[Records contained in a dataset]

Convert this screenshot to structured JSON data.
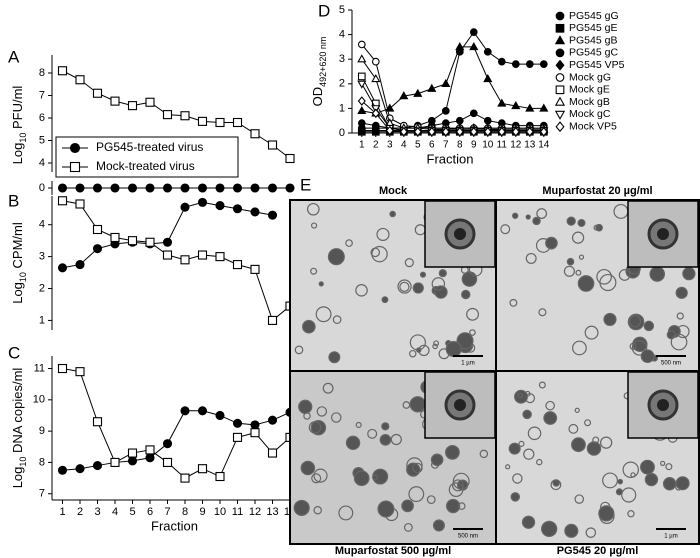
{
  "chart_data": [
    {
      "type": "line",
      "panel": "A",
      "ylabel": {
        "text": "Log",
        "sub": "10",
        "rest": " PFU/ml"
      },
      "x": [
        1,
        2,
        3,
        4,
        5,
        6,
        7,
        8,
        9,
        10,
        11,
        12,
        13,
        14
      ],
      "xlim": [
        0.4,
        14.4
      ],
      "ylim": [
        3.6,
        8.8
      ],
      "yticks": [
        4,
        5,
        6,
        7,
        8
      ],
      "y_lower": {
        "ylim": [
          -0.3,
          0.3
        ],
        "yticks": [
          0
        ]
      },
      "legend": "lower-left",
      "series": [
        {
          "name": "PG545-treated virus",
          "color": "#000000",
          "marker": "circle",
          "filled": true,
          "values": [
            0,
            0,
            0,
            0,
            0,
            0,
            0,
            0,
            0,
            0,
            0,
            0,
            0,
            0
          ]
        },
        {
          "name": "Mock-treated virus",
          "color": "#000000",
          "marker": "square",
          "filled": false,
          "values": [
            8.1,
            7.7,
            7.1,
            6.75,
            6.55,
            6.7,
            6.15,
            6.1,
            5.85,
            5.8,
            5.8,
            5.3,
            4.8,
            4.2
          ]
        }
      ]
    },
    {
      "type": "line",
      "panel": "B",
      "ylabel": {
        "text": "Log",
        "sub": "10",
        "rest": " CPM/ml"
      },
      "x": [
        1,
        2,
        3,
        4,
        5,
        6,
        7,
        8,
        9,
        10,
        11,
        12,
        13,
        14
      ],
      "xlim": [
        0.4,
        14.4
      ],
      "ylim": [
        0.7,
        4.9
      ],
      "yticks": [
        1,
        2,
        3,
        4
      ],
      "series": [
        {
          "name": "PG545-treated virus",
          "color": "#000000",
          "marker": "circle",
          "filled": true,
          "values": [
            2.65,
            2.75,
            3.25,
            3.4,
            3.45,
            3.4,
            3.45,
            4.55,
            4.7,
            4.6,
            4.5,
            4.4,
            4.3,
            null
          ]
        },
        {
          "name": "Mock-treated virus",
          "color": "#000000",
          "marker": "square",
          "filled": false,
          "values": [
            4.75,
            4.65,
            3.85,
            3.6,
            3.5,
            3.45,
            3.05,
            2.9,
            3.05,
            3.0,
            2.75,
            2.6,
            1.0,
            1.45
          ]
        }
      ]
    },
    {
      "type": "line",
      "panel": "C",
      "ylabel": {
        "text": "Log",
        "sub": "10",
        "rest": " DNA copies/ml"
      },
      "x": [
        1,
        2,
        3,
        4,
        5,
        6,
        7,
        8,
        9,
        10,
        11,
        12,
        13,
        14
      ],
      "xlim": [
        0.4,
        14.4
      ],
      "xticks": [
        1,
        2,
        3,
        4,
        5,
        6,
        7,
        8,
        9,
        10,
        11,
        12,
        13,
        14
      ],
      "xlabel": "Fraction",
      "ylim": [
        6.8,
        11.4
      ],
      "yticks": [
        7,
        8,
        9,
        10,
        11
      ],
      "series": [
        {
          "name": "PG545-treated virus",
          "color": "#000000",
          "marker": "circle",
          "filled": true,
          "values": [
            7.75,
            7.8,
            7.9,
            8.0,
            8.05,
            8.15,
            8.6,
            9.65,
            9.65,
            9.5,
            9.25,
            9.2,
            9.35,
            9.6
          ]
        },
        {
          "name": "Mock-treated virus",
          "color": "#000000",
          "marker": "square",
          "filled": false,
          "values": [
            11.0,
            10.9,
            9.3,
            8.0,
            8.3,
            8.4,
            8.0,
            7.5,
            7.8,
            7.55,
            8.8,
            8.95,
            8.3,
            8.8
          ]
        }
      ]
    },
    {
      "type": "line",
      "panel": "D",
      "ylabel": {
        "text": "OD",
        "sub": "492+620 nm",
        "rest": ""
      },
      "x": [
        1,
        2,
        3,
        4,
        5,
        6,
        7,
        8,
        9,
        10,
        11,
        12,
        13,
        14
      ],
      "xlim": [
        0.3,
        14.3
      ],
      "xticks": [
        1,
        2,
        3,
        4,
        5,
        6,
        7,
        8,
        9,
        10,
        11,
        12,
        13,
        14
      ],
      "xlabel": "Fraction",
      "ylim": [
        0,
        5
      ],
      "yticks": [
        0,
        1,
        2,
        3,
        4,
        5
      ],
      "legend": "right",
      "series": [
        {
          "name": "PG545 gG",
          "color": "#000000",
          "marker": "circle",
          "filled": true,
          "values": [
            0.4,
            0.3,
            0.2,
            0.2,
            0.3,
            0.5,
            0.9,
            3.3,
            4.1,
            3.3,
            2.9,
            2.8,
            2.8,
            2.8
          ]
        },
        {
          "name": "PG545 gE",
          "color": "#000000",
          "marker": "square",
          "filled": true,
          "values": [
            0.05,
            0.05,
            0.05,
            0.05,
            0.05,
            0.05,
            0.05,
            0.05,
            0.05,
            0.05,
            0.05,
            0.05,
            0.05,
            0.05
          ]
        },
        {
          "name": "PG545 gB",
          "color": "#000000",
          "marker": "triangle",
          "filled": true,
          "values": [
            0.9,
            0.8,
            1.0,
            1.5,
            1.6,
            1.8,
            2.0,
            3.5,
            3.5,
            2.2,
            1.2,
            1.1,
            1.0,
            1.0
          ]
        },
        {
          "name": "PG545 gC",
          "color": "#000000",
          "marker": "circle",
          "filled": true,
          "values": [
            0.2,
            0.2,
            0.2,
            0.2,
            0.2,
            0.3,
            0.4,
            0.5,
            0.8,
            0.5,
            0.4,
            0.3,
            0.3,
            0.3
          ]
        },
        {
          "name": "PG545 VP5",
          "color": "#000000",
          "marker": "diamond",
          "filled": true,
          "values": [
            0.1,
            0.1,
            0.1,
            0.1,
            0.1,
            0.1,
            0.15,
            0.2,
            0.2,
            0.15,
            0.1,
            0.1,
            0.1,
            0.1
          ]
        },
        {
          "name": "Mock gG",
          "color": "#000000",
          "marker": "circle",
          "filled": false,
          "values": [
            3.6,
            2.9,
            0.6,
            0.3,
            0.25,
            0.2,
            0.2,
            0.2,
            0.2,
            0.2,
            0.2,
            0.2,
            0.2,
            0.2
          ]
        },
        {
          "name": "Mock gE",
          "color": "#000000",
          "marker": "square",
          "filled": false,
          "values": [
            2.3,
            1.2,
            0.2,
            0.1,
            0.1,
            0.1,
            0.1,
            0.1,
            0.1,
            0.1,
            0.1,
            0.1,
            0.1,
            0.1
          ]
        },
        {
          "name": "Mock gB",
          "color": "#000000",
          "marker": "triangle",
          "filled": false,
          "values": [
            3.0,
            2.2,
            0.4,
            0.2,
            0.2,
            0.15,
            0.15,
            0.15,
            0.15,
            0.15,
            0.15,
            0.15,
            0.15,
            0.15
          ]
        },
        {
          "name": "Mock gC",
          "color": "#000000",
          "marker": "triangle-down",
          "filled": false,
          "values": [
            2.0,
            1.0,
            0.2,
            0.1,
            0.1,
            0.1,
            0.1,
            0.1,
            0.1,
            0.1,
            0.1,
            0.1,
            0.1,
            0.1
          ]
        },
        {
          "name": "Mock VP5",
          "color": "#000000",
          "marker": "diamond",
          "filled": false,
          "values": [
            1.3,
            0.8,
            0.1,
            0.05,
            0.05,
            0.05,
            0.05,
            0.05,
            0.05,
            0.05,
            0.05,
            0.05,
            0.05,
            0.05
          ]
        }
      ]
    }
  ],
  "micrographs": {
    "panel": "E",
    "images": [
      {
        "caption": "Mock",
        "scale": "1 µm"
      },
      {
        "caption": "Muparfostat 20 µg/ml",
        "scale": "500 nm"
      },
      {
        "caption": "Muparfostat 500 µg/ml",
        "scale": "500 nm"
      },
      {
        "caption": "PG545 20 µg/ml",
        "scale": "1 µm"
      }
    ]
  }
}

#### Work item:
Counting every line of the entries that holds the word "panel", report the total and no other text.

#### Exercise response:
5